[What you should do] Print the records below exactly as they appear.

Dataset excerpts
## BEGIN

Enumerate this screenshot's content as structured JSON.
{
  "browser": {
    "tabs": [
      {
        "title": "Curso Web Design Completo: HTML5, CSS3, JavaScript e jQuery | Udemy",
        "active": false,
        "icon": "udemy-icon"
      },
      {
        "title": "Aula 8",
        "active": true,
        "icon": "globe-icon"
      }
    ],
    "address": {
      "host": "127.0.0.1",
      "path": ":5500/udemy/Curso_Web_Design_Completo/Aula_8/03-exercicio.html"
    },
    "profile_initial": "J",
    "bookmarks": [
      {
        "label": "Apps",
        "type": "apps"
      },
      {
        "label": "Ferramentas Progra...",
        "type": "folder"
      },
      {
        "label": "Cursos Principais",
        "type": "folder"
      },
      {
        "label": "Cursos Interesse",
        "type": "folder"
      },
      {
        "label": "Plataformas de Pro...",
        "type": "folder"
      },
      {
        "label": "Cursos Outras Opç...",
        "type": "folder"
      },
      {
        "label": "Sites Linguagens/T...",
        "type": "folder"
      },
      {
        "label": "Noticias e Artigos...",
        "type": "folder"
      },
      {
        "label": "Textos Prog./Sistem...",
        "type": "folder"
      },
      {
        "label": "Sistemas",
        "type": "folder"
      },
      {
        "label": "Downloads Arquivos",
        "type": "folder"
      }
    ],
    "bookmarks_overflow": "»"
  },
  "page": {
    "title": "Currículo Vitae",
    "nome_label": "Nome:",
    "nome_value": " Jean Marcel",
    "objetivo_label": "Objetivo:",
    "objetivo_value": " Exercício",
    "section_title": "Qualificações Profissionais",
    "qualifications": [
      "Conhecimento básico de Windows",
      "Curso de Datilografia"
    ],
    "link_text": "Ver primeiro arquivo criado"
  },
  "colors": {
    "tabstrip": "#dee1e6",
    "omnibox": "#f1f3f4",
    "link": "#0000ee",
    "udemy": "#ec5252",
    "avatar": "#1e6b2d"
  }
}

## END

[Result of this exercise]
Enumerate this screenshot's content as structured JSON.
{
  "browser": {
    "tabs": [
      {
        "title": "Curso Web Design Completo: HTML5, CSS3, JavaScript e jQuery | Udemy",
        "active": false,
        "icon": "udemy-icon"
      },
      {
        "title": "Aula 8",
        "active": true,
        "icon": "globe-icon"
      }
    ],
    "address": {
      "host": "127.0.0.1",
      "path": ":5500/udemy/Curso_Web_Design_Completo/Aula_8/03-exercicio.html"
    },
    "profile_initial": "J",
    "bookmarks": [
      {
        "label": "Apps",
        "type": "apps"
      },
      {
        "label": "Ferramentas Progra...",
        "type": "folder"
      },
      {
        "label": "Cursos Principais",
        "type": "folder"
      },
      {
        "label": "Cursos Interesse",
        "type": "folder"
      },
      {
        "label": "Plataformas de Pro...",
        "type": "folder"
      },
      {
        "label": "Cursos Outras Opç...",
        "type": "folder"
      },
      {
        "label": "Sites Linguagens/T...",
        "type": "folder"
      },
      {
        "label": "Noticias e Artigos...",
        "type": "folder"
      },
      {
        "label": "Textos Prog./Sistem...",
        "type": "folder"
      },
      {
        "label": "Sistemas",
        "type": "folder"
      },
      {
        "label": "Downloads Arquivos",
        "type": "folder"
      }
    ],
    "bookmarks_overflow": "»"
  },
  "page": {
    "title": "Currículo Vitae",
    "nome_label": "Nome:",
    "nome_value": " Jean Marcel",
    "objetivo_label": "Objetivo:",
    "objetivo_value": " Exercício",
    "section_title": "Qualificações Profissionais",
    "qualifications": [
      "Conhecimento básico de Windows",
      "Curso de Datilografia"
    ],
    "link_text": "Ver primeiro arquivo criado"
  },
  "colors": {
    "tabstrip": "#dee1e6",
    "omnibox": "#f1f3f4",
    "link": "#0000ee",
    "udemy": "#ec5252",
    "avatar": "#1e6b2d"
  }
}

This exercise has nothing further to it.